→ **List of tasks**:
1. Decide whether each statement agrees with the Chapman screenwriting thread. Answer yes or no and quote the words of the thread that decide it. (a) The narrative scene can run no longer than three pages. (b) The prompt favors prose over screenplay format. (c) Chris W holds that the calamity must happen during the scene.
2. Pick up the Chapman screenwriting thread where it stops and keep it going.

— start of Selected text —

# Chapman MFA Screenwriting 2021 - Application Questions



## llueve (Sep 13, 2020)

Thought I'd start a thread for any and all Chapman MFA Screenwriting application questions.

My first question is about the Narrative Scene requirement. The prompt reads:

"Write a compelling dramatic scene based on this scenario: 
_Two people who are close experience a sudden calamity that changes their relationship._"
Maximum 3 pages. Prose or screenplay format. "We are looking for the strength in your storytelling ability; there is no preference in format."

1. Do we think the 2 characters in question are the *only* characters allowed to be in the scene?

2. Do we think the "sudden calamity" has to happen during the scene (as opposed to happening right before the scene and the characters are discussing it / one is informing the other)?

3. I am assuming "dramatic scene" means very specifically drama, as in "do not write a comedic scene," but I'd be curious to know if anyone interpreted it differently.


----------



## Chris W (Sep 13, 2020)

llueve said:


> 1. Do we think the 2 characters in question are the *only* characters allowed to be in the scene?



Based on instructions no. After all couldn't the third character BE the calamity?



llueve said:


> 2. Do we think the "sudden calamity" has to happen during the scene (as opposed to happening right before the scene and the characters are discussing it / one is informing the other)?



This seems more ambiguous and up in the air to interpretation. Either seem fine to me.



llueve said:


> 3. I am assuming "dramatic scene" means very specifically drama, as in "do not write a comedic scene," but I'd be curious to know if anyone interpreted it differently.



Yes this does seem like no comedy. That being said I always like to slip in a slightly funny moment in my dramatic material. (I produce and edit for TV)


----------



## its_me_mari (Nov 3, 2020)

— end of Selected text —
— start of Data section —

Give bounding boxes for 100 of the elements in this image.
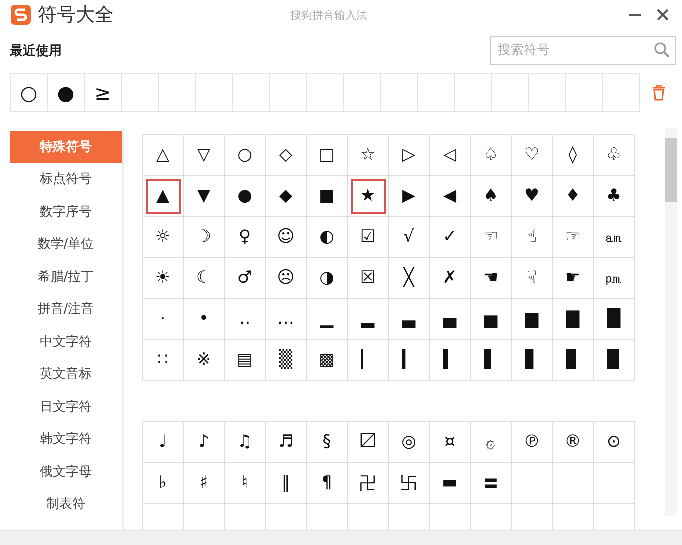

— end of Data section —

→ **Outputs**:
1.
(a) Yes: "Maximum 3 pages."
(b) No: "there is no preference in format."
(c) No: "Either seem fine to me."

2.
Hey 😄

First, good luck with your application! I'm applying for Chapman Fall 2021 as well!
Second, I think Chris answered pretty much what I thought about when I read it! 
(I actually think comedy is my forte, so when I read "dramatic scene" I assumed the same as you and that got me a little nervous hahahahaha)

I have a question about this prompt as well!
As a non-native English speaker, I some doubts about the word calamity.
Does calamity mean that something necessarily bad/negative happen? Or can calamity be a positive thing?

In Portuguese, my language, it means something bad, but I'm not 100% sure in English.


----------



## llueve (Nov 3, 2020)

Olá! Vc é brasileira? Eu morei no Brasil oito anos quando eu era criança!
But English is my better language. I also wanted to make sure about "calamity", so I did look it up. 
Answer: Yes. It's always a bad thing.

ca·lam·i·ty - noun - an event causing great and often sudden damage or distress; a disaster.

"Disaster" is a good synonym. A calamity is something sudden and bad.

Boa sorte!


----------



## its_me_mari (Nov 4, 2020)

Siiim, sou brasileira!
Nossa, que incrivel! Espero que tenha gostado do Brazil hahahaha

Thank you so much for your answer!
It'll definitely help me a lot to come up with these ideas.
This one is one of the writing samples I still have to write that is giving me a hard time! 

Boa sorte também!! 😄


----------



## llueve (Nov 4, 2020)

marianass45 said:


> Nossa, que incrivel! Espero que tenha gostado do Brazil hahahaha


Amei. Sinto saudades do Brasil! Da gente, da comida, da música, da língua...
Anyway, hopefully we'll see each other on an Admitted Students thread!


----------



## sabvan (Nov 6, 2020)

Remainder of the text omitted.